Given instruction: Examine the entries and show every line in which the word "aussi" is found.

Extracted entries:
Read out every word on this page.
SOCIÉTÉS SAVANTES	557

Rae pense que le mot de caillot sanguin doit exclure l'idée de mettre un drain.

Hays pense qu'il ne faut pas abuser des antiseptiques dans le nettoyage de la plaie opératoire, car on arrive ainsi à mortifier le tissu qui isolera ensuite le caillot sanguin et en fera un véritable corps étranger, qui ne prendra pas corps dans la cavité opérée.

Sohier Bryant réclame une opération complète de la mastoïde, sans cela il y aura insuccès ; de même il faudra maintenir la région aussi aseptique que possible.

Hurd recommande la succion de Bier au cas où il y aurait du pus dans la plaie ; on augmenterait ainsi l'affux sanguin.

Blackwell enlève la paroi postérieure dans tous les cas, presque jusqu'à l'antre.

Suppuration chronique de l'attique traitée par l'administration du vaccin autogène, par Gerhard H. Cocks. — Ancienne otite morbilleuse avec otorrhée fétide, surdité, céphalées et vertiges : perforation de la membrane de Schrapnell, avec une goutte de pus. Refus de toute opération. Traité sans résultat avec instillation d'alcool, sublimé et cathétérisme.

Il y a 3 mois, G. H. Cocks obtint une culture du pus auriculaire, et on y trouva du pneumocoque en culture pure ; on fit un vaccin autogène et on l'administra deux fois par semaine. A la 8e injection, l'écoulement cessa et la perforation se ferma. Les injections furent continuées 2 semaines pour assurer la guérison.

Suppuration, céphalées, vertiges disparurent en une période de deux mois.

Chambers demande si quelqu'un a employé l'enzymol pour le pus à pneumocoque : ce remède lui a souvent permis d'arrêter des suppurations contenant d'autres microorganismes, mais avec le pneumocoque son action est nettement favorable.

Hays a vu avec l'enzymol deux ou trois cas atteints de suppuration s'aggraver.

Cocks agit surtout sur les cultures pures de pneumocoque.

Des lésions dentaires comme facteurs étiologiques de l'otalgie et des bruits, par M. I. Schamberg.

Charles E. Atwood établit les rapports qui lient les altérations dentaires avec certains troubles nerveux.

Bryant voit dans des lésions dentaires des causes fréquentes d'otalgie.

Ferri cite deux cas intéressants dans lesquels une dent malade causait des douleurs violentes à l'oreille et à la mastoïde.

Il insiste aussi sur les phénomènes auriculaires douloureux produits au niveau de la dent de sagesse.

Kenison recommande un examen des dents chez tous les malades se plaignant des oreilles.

---

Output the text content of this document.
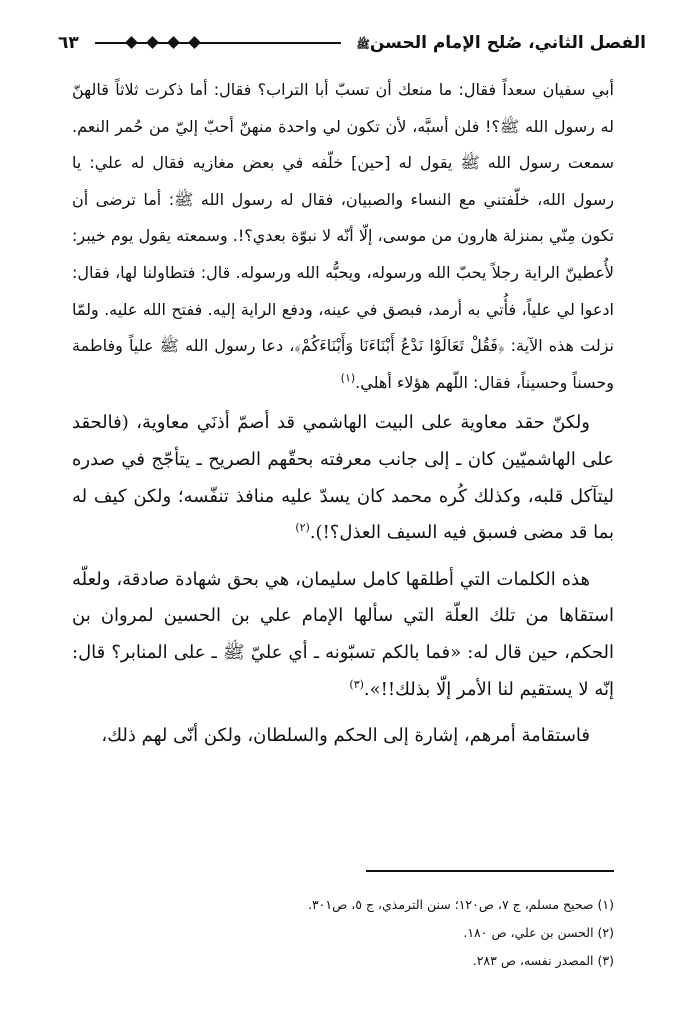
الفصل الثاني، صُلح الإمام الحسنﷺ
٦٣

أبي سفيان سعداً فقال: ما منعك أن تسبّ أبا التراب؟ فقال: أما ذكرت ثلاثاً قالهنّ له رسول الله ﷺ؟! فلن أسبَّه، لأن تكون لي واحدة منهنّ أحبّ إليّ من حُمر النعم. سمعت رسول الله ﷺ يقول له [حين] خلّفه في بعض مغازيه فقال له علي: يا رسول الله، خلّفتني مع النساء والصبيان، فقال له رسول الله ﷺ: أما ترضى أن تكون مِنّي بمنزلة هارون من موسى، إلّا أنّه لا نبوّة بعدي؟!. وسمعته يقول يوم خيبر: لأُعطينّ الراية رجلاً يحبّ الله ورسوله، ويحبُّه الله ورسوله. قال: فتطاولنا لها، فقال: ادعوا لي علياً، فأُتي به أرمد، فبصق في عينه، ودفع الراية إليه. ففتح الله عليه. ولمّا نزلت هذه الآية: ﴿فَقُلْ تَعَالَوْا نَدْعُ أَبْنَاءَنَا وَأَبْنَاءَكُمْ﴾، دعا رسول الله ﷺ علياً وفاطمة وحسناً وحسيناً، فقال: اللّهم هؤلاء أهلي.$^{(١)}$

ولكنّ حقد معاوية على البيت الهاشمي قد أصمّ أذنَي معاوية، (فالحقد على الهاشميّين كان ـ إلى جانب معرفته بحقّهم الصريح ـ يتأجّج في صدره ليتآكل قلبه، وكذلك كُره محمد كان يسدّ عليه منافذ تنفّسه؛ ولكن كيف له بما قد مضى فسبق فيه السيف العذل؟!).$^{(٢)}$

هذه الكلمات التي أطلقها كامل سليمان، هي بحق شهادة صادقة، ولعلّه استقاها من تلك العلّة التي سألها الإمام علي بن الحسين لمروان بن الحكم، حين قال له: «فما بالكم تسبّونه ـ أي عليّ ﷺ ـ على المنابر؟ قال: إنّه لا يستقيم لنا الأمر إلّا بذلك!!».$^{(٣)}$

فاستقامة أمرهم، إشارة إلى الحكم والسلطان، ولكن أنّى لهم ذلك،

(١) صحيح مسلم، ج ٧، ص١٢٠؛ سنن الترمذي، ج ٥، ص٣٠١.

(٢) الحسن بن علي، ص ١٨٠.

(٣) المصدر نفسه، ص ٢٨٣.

Response below:
Sohier Bryant réclame une opération complète de la mastoïde, sans cela il y aura insuccès ; de même il faudra maintenir la région aussi aseptique que possible.
Il insiste aussi sur les phénomènes auriculaires douloureux produits au niveau de la dent de sagesse.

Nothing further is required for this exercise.